EXERCISE BRIEF
Pull out every line containing the string "Minook".

EXCERPTED RECORDS
——

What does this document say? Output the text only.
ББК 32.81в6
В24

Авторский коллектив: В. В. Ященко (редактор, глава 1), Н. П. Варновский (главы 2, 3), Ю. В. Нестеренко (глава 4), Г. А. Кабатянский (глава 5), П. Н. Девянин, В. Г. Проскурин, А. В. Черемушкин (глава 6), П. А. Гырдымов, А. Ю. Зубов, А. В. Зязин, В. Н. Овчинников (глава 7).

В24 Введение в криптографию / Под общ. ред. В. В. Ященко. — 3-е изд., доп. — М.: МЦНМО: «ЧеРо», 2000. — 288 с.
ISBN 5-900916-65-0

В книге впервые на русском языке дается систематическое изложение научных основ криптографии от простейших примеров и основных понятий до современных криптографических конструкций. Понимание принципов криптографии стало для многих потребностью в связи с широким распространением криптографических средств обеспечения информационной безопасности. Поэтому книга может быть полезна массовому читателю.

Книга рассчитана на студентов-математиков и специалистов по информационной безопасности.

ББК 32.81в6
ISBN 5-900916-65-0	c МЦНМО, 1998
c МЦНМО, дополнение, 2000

——

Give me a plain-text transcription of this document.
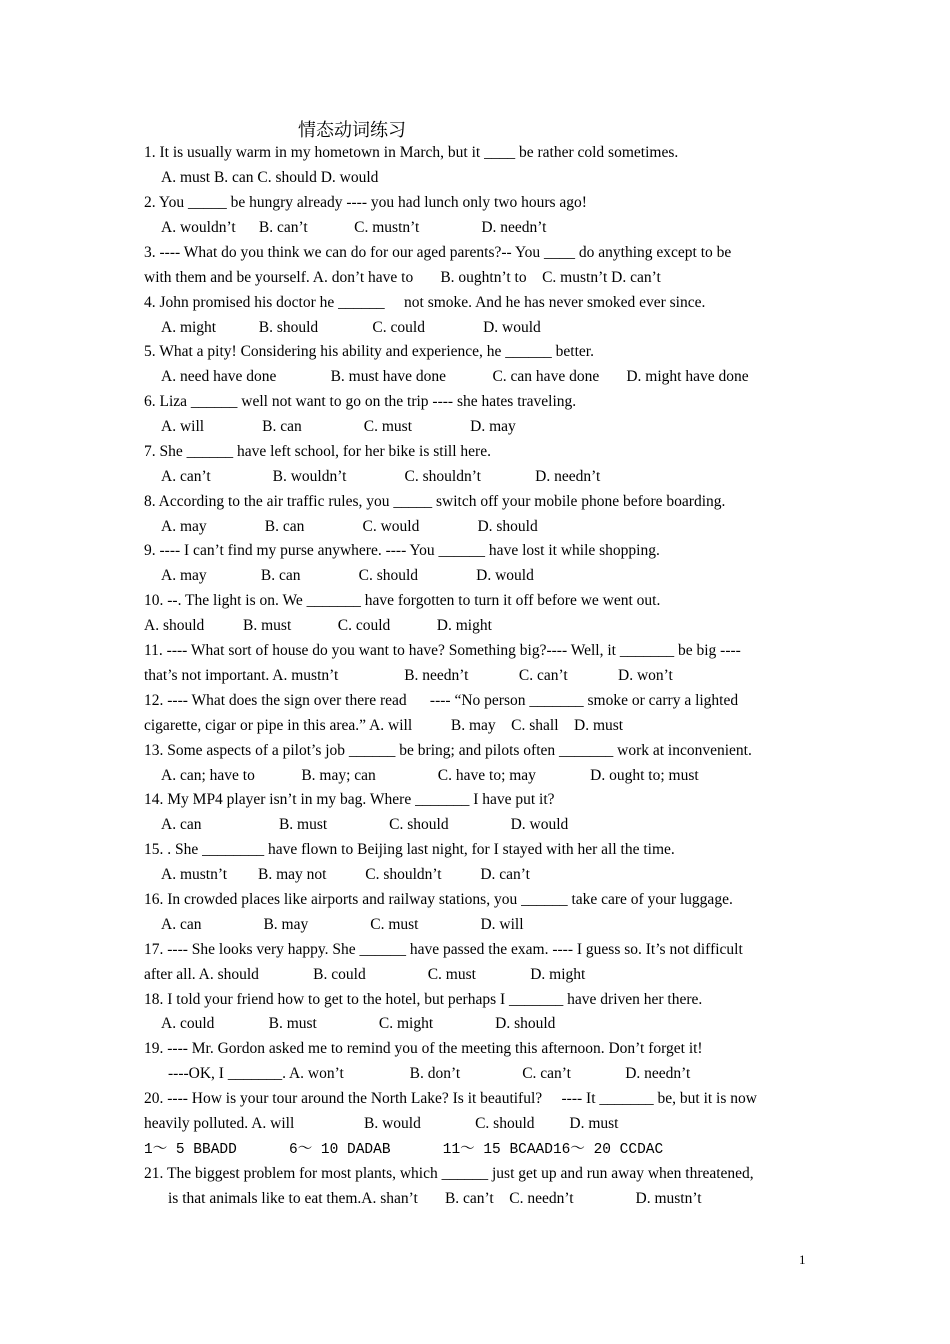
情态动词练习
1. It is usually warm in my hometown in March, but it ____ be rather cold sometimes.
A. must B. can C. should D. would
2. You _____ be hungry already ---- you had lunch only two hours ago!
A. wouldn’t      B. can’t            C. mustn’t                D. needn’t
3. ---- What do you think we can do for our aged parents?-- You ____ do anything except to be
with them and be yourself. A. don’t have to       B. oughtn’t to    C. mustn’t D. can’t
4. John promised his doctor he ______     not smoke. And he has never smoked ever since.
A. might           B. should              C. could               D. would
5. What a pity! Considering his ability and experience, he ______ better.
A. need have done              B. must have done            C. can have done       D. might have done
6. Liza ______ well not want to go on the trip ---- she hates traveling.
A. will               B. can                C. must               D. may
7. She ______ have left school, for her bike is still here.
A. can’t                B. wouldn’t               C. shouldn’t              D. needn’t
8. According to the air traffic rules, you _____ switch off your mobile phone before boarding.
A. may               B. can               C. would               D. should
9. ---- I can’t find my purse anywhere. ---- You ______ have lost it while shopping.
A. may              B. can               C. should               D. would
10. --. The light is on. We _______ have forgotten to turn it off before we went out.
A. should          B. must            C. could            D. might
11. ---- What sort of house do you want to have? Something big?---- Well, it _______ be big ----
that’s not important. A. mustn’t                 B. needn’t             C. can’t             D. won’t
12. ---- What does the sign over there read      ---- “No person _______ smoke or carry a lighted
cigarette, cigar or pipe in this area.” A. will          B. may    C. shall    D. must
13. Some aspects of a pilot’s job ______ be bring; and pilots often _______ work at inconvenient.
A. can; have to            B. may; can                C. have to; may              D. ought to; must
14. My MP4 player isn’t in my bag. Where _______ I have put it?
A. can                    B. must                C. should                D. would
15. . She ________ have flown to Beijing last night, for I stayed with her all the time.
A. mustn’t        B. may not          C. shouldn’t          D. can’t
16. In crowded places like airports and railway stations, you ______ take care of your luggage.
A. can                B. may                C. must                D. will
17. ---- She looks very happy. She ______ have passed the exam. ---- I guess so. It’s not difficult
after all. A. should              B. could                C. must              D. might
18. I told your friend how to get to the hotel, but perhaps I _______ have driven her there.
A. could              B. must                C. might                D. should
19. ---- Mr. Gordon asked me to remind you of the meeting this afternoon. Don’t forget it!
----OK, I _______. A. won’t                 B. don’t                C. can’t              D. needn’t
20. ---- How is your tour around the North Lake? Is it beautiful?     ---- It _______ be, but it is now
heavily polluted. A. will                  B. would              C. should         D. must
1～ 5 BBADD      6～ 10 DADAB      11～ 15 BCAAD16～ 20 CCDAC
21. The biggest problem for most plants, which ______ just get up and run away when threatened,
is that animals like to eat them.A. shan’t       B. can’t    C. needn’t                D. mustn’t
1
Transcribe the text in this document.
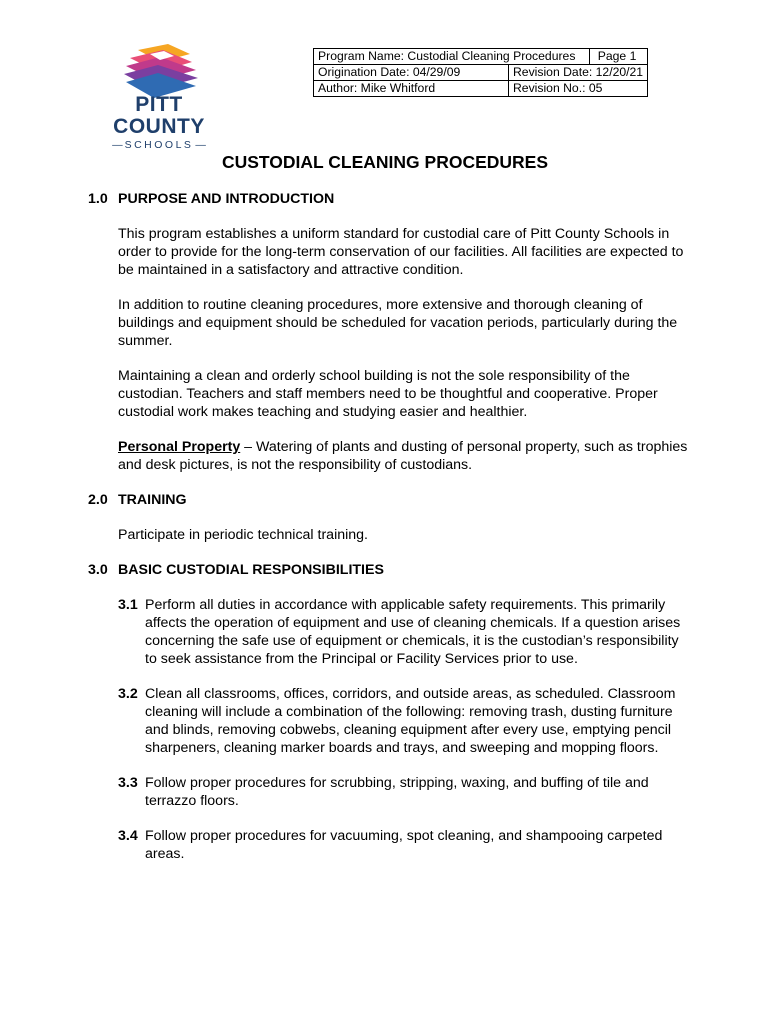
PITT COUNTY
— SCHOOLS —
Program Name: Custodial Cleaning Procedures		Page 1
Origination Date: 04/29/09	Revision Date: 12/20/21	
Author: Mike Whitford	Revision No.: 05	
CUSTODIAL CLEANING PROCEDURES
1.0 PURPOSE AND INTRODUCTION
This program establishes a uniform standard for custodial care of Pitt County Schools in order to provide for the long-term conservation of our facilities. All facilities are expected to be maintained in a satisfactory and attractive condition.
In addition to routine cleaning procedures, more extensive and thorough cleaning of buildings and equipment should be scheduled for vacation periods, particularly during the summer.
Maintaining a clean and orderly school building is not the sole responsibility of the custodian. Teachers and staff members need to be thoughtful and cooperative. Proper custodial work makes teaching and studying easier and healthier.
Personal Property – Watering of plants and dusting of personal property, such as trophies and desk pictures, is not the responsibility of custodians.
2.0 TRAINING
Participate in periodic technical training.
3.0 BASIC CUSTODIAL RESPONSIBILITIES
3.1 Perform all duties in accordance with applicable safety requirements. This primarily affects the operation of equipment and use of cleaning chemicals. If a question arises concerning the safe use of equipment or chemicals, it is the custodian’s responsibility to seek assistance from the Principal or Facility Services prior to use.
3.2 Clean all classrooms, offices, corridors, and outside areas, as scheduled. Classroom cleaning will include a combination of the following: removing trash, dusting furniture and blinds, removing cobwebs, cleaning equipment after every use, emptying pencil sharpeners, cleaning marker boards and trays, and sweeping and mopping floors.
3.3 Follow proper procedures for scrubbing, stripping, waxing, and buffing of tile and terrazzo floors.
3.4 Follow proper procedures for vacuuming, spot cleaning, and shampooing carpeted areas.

——

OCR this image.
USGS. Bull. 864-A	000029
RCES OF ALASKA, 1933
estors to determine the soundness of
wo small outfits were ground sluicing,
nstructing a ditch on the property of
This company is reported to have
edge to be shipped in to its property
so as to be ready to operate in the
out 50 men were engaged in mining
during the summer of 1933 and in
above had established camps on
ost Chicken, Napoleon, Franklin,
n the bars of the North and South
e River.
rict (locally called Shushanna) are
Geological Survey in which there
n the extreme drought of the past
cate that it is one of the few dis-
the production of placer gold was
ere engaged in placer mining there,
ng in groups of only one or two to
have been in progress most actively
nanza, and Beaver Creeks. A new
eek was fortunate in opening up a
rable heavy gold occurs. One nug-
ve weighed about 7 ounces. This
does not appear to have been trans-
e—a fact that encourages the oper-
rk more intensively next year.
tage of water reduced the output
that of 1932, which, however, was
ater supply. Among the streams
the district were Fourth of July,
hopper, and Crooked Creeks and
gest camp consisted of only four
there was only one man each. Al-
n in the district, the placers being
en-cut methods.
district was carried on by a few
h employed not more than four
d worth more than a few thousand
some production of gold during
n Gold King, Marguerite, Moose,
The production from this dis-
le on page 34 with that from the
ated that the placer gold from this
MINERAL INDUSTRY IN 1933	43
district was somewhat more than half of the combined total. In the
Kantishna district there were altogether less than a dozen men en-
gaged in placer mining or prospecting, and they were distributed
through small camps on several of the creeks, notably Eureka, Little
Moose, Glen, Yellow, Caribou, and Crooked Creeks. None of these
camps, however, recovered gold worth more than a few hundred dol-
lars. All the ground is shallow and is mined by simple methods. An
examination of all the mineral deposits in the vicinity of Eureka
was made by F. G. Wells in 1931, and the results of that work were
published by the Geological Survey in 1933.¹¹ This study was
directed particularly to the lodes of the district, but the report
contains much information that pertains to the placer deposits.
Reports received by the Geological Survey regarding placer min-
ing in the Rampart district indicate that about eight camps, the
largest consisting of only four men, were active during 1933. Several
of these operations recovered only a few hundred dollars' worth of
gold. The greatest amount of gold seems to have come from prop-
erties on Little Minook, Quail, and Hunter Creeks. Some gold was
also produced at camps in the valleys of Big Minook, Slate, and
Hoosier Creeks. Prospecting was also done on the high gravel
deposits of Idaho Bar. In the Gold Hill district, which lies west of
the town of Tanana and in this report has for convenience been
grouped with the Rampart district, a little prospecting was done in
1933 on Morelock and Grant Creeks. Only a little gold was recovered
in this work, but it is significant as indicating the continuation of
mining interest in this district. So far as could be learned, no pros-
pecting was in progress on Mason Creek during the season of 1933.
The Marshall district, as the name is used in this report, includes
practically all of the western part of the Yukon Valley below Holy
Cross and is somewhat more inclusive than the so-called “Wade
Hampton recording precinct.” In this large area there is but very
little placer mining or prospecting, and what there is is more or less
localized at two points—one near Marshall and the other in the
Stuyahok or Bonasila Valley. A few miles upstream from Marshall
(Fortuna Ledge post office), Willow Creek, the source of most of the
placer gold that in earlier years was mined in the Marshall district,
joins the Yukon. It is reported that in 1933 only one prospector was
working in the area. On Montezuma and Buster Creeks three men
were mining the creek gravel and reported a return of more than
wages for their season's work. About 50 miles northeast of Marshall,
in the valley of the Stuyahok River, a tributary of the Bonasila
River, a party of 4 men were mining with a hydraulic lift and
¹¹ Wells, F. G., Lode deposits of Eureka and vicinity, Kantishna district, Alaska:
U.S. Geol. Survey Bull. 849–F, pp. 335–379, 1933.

——

RESPONSE TO THE TASK
erties on Little Minook, Quail, and Hunter Creeks. Some gold was
also produced at camps in the valleys of Big Minook, Slate, and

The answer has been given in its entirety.